**WORK REQUIRED:**
Collect each line containing "subtitle".

------

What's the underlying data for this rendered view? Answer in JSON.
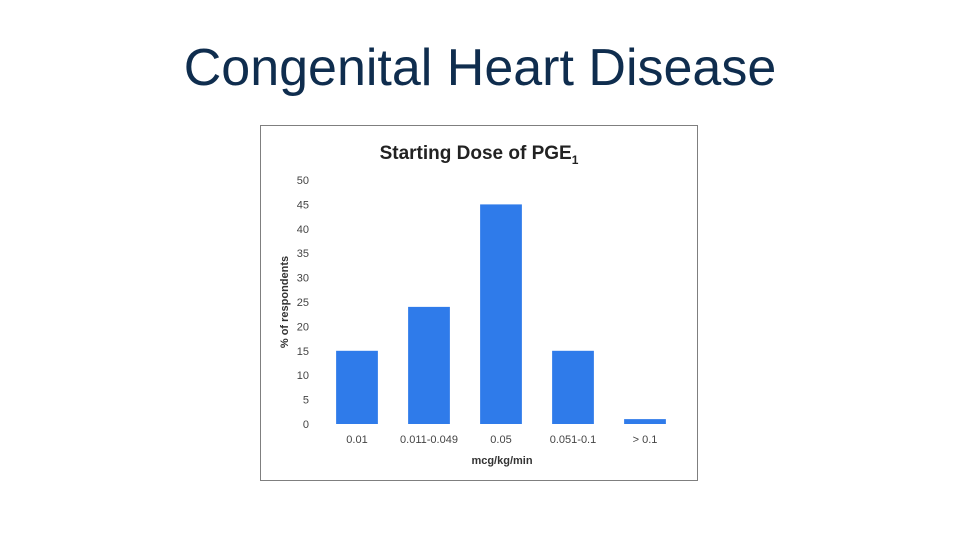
{
  "slide": {
    "title": "Congenital Heart Disease"
  },
  "chart_data": {
    "type": "bar",
    "title": "Starting Dose of PGE",
    "title_subscript": "1",
    "categories": [
      "0.01",
      "0.011-0.049",
      "0.05",
      "0.051-0.1",
      "> 0.1"
    ],
    "values": [
      15,
      24,
      45,
      15,
      1
    ],
    "xlabel": "mcg/kg/min",
    "ylabel": "% of respondents",
    "ylim": [
      0,
      50
    ],
    "yticks": [
      0,
      5,
      10,
      15,
      20,
      25,
      30,
      35,
      40,
      45,
      50
    ],
    "grid": false,
    "legend": "none",
    "bar_color": "#2f7bea"
  }
}
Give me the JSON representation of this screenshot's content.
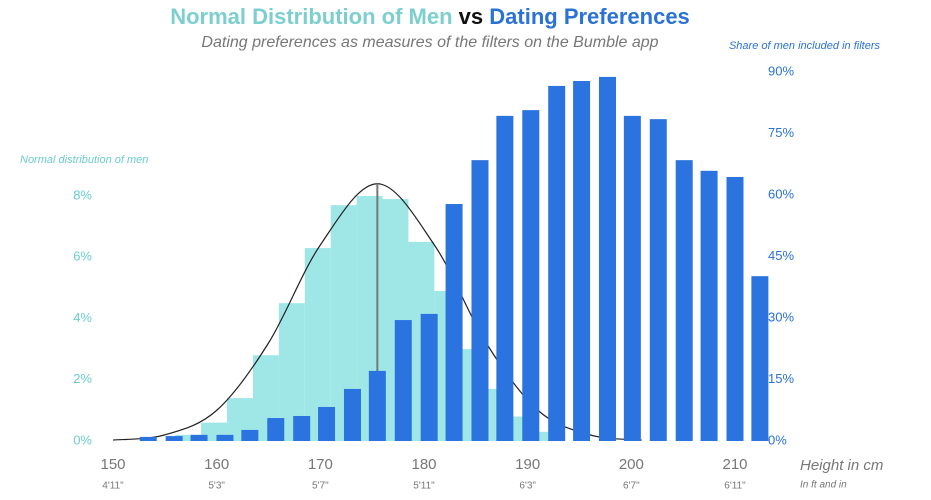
{
  "chart_data": {
    "type": "histogram-bars",
    "title_part1": "Normal Distribution of Men",
    "title_part2": "vs",
    "title_part3": "Dating Preferences",
    "subtitle": "Dating preferences as measures of the filters on the Bumble app",
    "y_label": "Normal distribution of men",
    "y2_label": "Share of men included in filters",
    "x_label": "Height in cm",
    "x_label2": "In ft and in",
    "xlim": [
      150,
      210
    ],
    "xticks": [
      150,
      160,
      170,
      180,
      190,
      200,
      210
    ],
    "xticks_ft": [
      "4'11\"",
      "5'3\"",
      "5'7\"",
      "5'11\"",
      "6'3\"",
      "6'7\"",
      "6'11\""
    ],
    "ylim": [
      0,
      8
    ],
    "yticks": [
      {
        "value": 0,
        "label": "0%"
      },
      {
        "value": 2,
        "label": "2%"
      },
      {
        "value": 4,
        "label": "4%"
      },
      {
        "value": 6,
        "label": "6%"
      },
      {
        "value": 8,
        "label": "8%"
      }
    ],
    "y2lim": [
      0,
      90
    ],
    "y2ticks": [
      {
        "value": 0,
        "label": "0%"
      },
      {
        "value": 15,
        "label": "15%"
      },
      {
        "value": 30,
        "label": "30%"
      },
      {
        "value": 45,
        "label": "45%"
      },
      {
        "value": 60,
        "label": "60%"
      },
      {
        "value": 75,
        "label": "75%"
      },
      {
        "value": 90,
        "label": "90%"
      }
    ],
    "histogram": {
      "color": "#9fe6e6",
      "bins": [
        156,
        158.5,
        161,
        163.5,
        166,
        168.5,
        171,
        173.5,
        176,
        178.5,
        181,
        183.5,
        186,
        188.5,
        191,
        193.5
      ],
      "values": [
        0.2,
        0.6,
        1.4,
        2.8,
        4.5,
        6.3,
        7.7,
        8.0,
        7.9,
        6.5,
        4.9,
        3.0,
        1.7,
        0.8,
        0.3
      ]
    },
    "curve": {
      "color": "#222222",
      "x": [
        150,
        155,
        160,
        165,
        170,
        175.5,
        181,
        186,
        191,
        196,
        201
      ],
      "values": [
        0.03,
        0.2,
        1.0,
        3.2,
        6.4,
        8.4,
        6.4,
        3.2,
        1.0,
        0.2,
        0.03
      ]
    },
    "series": [
      {
        "axis": "y2",
        "color": "#2b74e0",
        "x": [
          153.4,
          155.9,
          158.3,
          160.8,
          163.2,
          165.7,
          168.2,
          170.6,
          173.1,
          175.5,
          178.0,
          180.5,
          182.9,
          185.4,
          187.8,
          190.3,
          192.8,
          195.2,
          197.7,
          200.1,
          202.6,
          205.1,
          207.5,
          210.0,
          212.4
        ],
        "values": [
          1,
          1.2,
          1.5,
          1.5,
          2.7,
          5.6,
          6.1,
          8.3,
          12.7,
          17.1,
          29.5,
          31,
          57.8,
          68.5,
          79.3,
          80.7,
          86.6,
          87.8,
          88.8,
          79.3,
          78.5,
          68.5,
          65.9,
          64.4,
          40.2
        ]
      }
    ]
  }
}
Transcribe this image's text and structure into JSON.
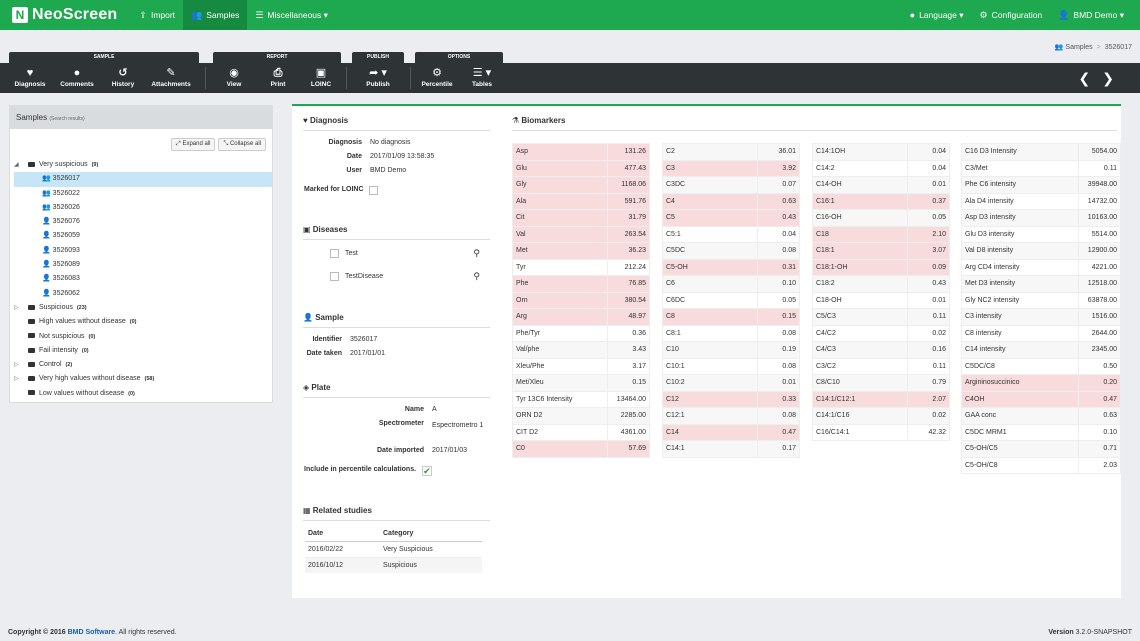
{
  "app": {
    "brand": "NeoScreen",
    "nav": [
      "Import",
      "Samples",
      "Miscellaneous"
    ],
    "right": [
      "Language",
      "Configuration",
      "BMD Demo"
    ]
  },
  "breadcrumb": [
    "Samples",
    "3526017"
  ],
  "toolbar": {
    "groups": [
      "SAMPLE",
      "REPORT",
      "PUBLISH",
      "OPTIONS"
    ],
    "buttons": [
      "Diagnosis",
      "Comments",
      "History",
      "Attachments",
      "View",
      "Print",
      "LOINC",
      "Publish",
      "Percentile",
      "Tables"
    ]
  },
  "left": {
    "title": "Samples",
    "subtitle": "(Search results)",
    "expand": "Expand all",
    "collapse": "Collapse all",
    "open_group": {
      "label": "Very suspicious",
      "count": "(9)",
      "items": [
        "3526017",
        "3526022",
        "3526026",
        "3526076",
        "3526059",
        "3526093",
        "3526089",
        "3526083",
        "3526062"
      ]
    },
    "groups": [
      {
        "label": "Suspicious",
        "count": "(23)"
      },
      {
        "label": "High values without disease",
        "count": "(0)"
      },
      {
        "label": "Not suspicious",
        "count": "(0)"
      },
      {
        "label": "Fail intensity",
        "count": "(0)"
      },
      {
        "label": "Control",
        "count": "(2)"
      },
      {
        "label": "Very high values without disease",
        "count": "(58)"
      },
      {
        "label": "Low values without disease",
        "count": "(0)"
      }
    ]
  },
  "diagnosis": {
    "title": "Diagnosis",
    "k1": "Diagnosis",
    "v1": "No diagnosis",
    "k2": "Date",
    "v2": "2017/01/09 13:58:35",
    "k3": "User",
    "v3": "BMD Demo",
    "k4": "Marked for LOINC"
  },
  "diseases": {
    "title": "Diseases",
    "items": [
      "Test",
      "TestDisease"
    ]
  },
  "sample": {
    "title": "Sample",
    "k1": "Identifier",
    "v1": "3526017",
    "k2": "Date taken",
    "v2": "2017/01/01"
  },
  "plate": {
    "title": "Plate",
    "k1": "Name",
    "v1": "A",
    "k2": "Spectrometer",
    "v2": "Espectrometro 1",
    "k3": "Date imported",
    "v3": "2017/01/03",
    "k4": "Include in percentile calculations."
  },
  "related": {
    "title": "Related studies",
    "h1": "Date",
    "h2": "Category",
    "rows": [
      [
        "2016/02/22",
        "Very Suspicious"
      ],
      [
        "2016/10/12",
        "Suspicious"
      ]
    ]
  },
  "biomarkers": {
    "title": "Biomarkers",
    "columns": [
      [
        [
          "Asp",
          "131.26",
          1
        ],
        [
          "Glu",
          "477.43",
          1
        ],
        [
          "Gly",
          "1168.06",
          1
        ],
        [
          "Ala",
          "591.76",
          1
        ],
        [
          "Cit",
          "31.79",
          1
        ],
        [
          "Val",
          "263.54",
          1
        ],
        [
          "Met",
          "36.23",
          1
        ],
        [
          "Tyr",
          "212.24",
          0
        ],
        [
          "Phe",
          "76.85",
          1
        ],
        [
          "Orn",
          "380.54",
          1
        ],
        [
          "Arg",
          "48.97",
          1
        ],
        [
          "Phe/Tyr",
          "0.36",
          0
        ],
        [
          "Val/phe",
          "3.43",
          0
        ],
        [
          "Xleu/Phe",
          "3.17",
          0
        ],
        [
          "Met/Xleu",
          "0.15",
          0
        ],
        [
          "Tyr 13C6 Intensity",
          "13464.00",
          0
        ],
        [
          "ORN D2",
          "2285.00",
          0
        ],
        [
          "CIT D2",
          "4361.00",
          0
        ],
        [
          "C0",
          "57.69",
          1
        ]
      ],
      [
        [
          "C2",
          "36.01",
          0
        ],
        [
          "C3",
          "3.92",
          1
        ],
        [
          "C3DC",
          "0.07",
          0
        ],
        [
          "C4",
          "0.63",
          1
        ],
        [
          "C5",
          "0.43",
          1
        ],
        [
          "C5:1",
          "0.04",
          0
        ],
        [
          "C5DC",
          "0.08",
          0
        ],
        [
          "C5-OH",
          "0.31",
          1
        ],
        [
          "C6",
          "0.10",
          0
        ],
        [
          "C6DC",
          "0.05",
          0
        ],
        [
          "C8",
          "0.15",
          1
        ],
        [
          "C8:1",
          "0.08",
          0
        ],
        [
          "C10",
          "0.19",
          0
        ],
        [
          "C10:1",
          "0.08",
          0
        ],
        [
          "C10:2",
          "0.01",
          0
        ],
        [
          "C12",
          "0.33",
          1
        ],
        [
          "C12:1",
          "0.08",
          0
        ],
        [
          "C14",
          "0.47",
          1
        ],
        [
          "C14:1",
          "0.17",
          0
        ]
      ],
      [
        [
          "C14:1OH",
          "0.04",
          0
        ],
        [
          "C14:2",
          "0.04",
          0
        ],
        [
          "C14-OH",
          "0.01",
          0
        ],
        [
          "C16:1",
          "0.37",
          1
        ],
        [
          "C16-OH",
          "0.05",
          0
        ],
        [
          "C18",
          "2.10",
          1
        ],
        [
          "C18:1",
          "3.07",
          1
        ],
        [
          "C18:1-OH",
          "0.09",
          1
        ],
        [
          "C18:2",
          "0.43",
          0
        ],
        [
          "C18-OH",
          "0.01",
          0
        ],
        [
          "C5/C3",
          "0.11",
          0
        ],
        [
          "C4/C2",
          "0.02",
          0
        ],
        [
          "C4/C3",
          "0.16",
          0
        ],
        [
          "C3/C2",
          "0.11",
          0
        ],
        [
          "C8/C10",
          "0.79",
          0
        ],
        [
          "C14:1/C12:1",
          "2.07",
          1
        ],
        [
          "C14:1/C16",
          "0.02",
          0
        ],
        [
          "C16/C14:1",
          "42.32",
          0
        ]
      ],
      [
        [
          "C16 D3 Intensity",
          "5054.00",
          0
        ],
        [
          "C3/Met",
          "0.11",
          0
        ],
        [
          "Phe C6 intensity",
          "39948.00",
          0
        ],
        [
          "Ala D4 intensity",
          "14732.00",
          0
        ],
        [
          "Asp D3 intensity",
          "10163.00",
          0
        ],
        [
          "Glu D3 intensity",
          "5514.00",
          0
        ],
        [
          "Val D8 intensity",
          "12900.00",
          0
        ],
        [
          "Arg CD4 intensity",
          "4221.00",
          0
        ],
        [
          "Met D3 intensity",
          "12518.00",
          0
        ],
        [
          "Gly NC2 intensity",
          "63878.00",
          0
        ],
        [
          "C3 intensity",
          "1516.00",
          0
        ],
        [
          "C8 intensity",
          "2644.00",
          0
        ],
        [
          "C14 intensity",
          "2345.00",
          0
        ],
        [
          "C5DC/C8",
          "0.50",
          0
        ],
        [
          "Argininosuccinico",
          "0.20",
          1
        ],
        [
          "C4OH",
          "0.47",
          1
        ],
        [
          "GAA conc",
          "0.63",
          0
        ],
        [
          "C5DC MRM1",
          "0.10",
          0
        ],
        [
          "C5-OH/C5",
          "0.71",
          0
        ],
        [
          "C5-OH/C8",
          "2.03",
          0
        ]
      ]
    ]
  },
  "footer": {
    "copy": "Copyright © 2016",
    "company": "BMD Software",
    "rights": ". All rights reserved.",
    "version_label": "Version",
    "version": "3.2.0-SNAPSHOT"
  }
}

------

**COMPLETED EXERCISE:**
    "subtitle": "Dating preferences as measures of the filters on the Bumble app",
    "subtitle": "(Search results)",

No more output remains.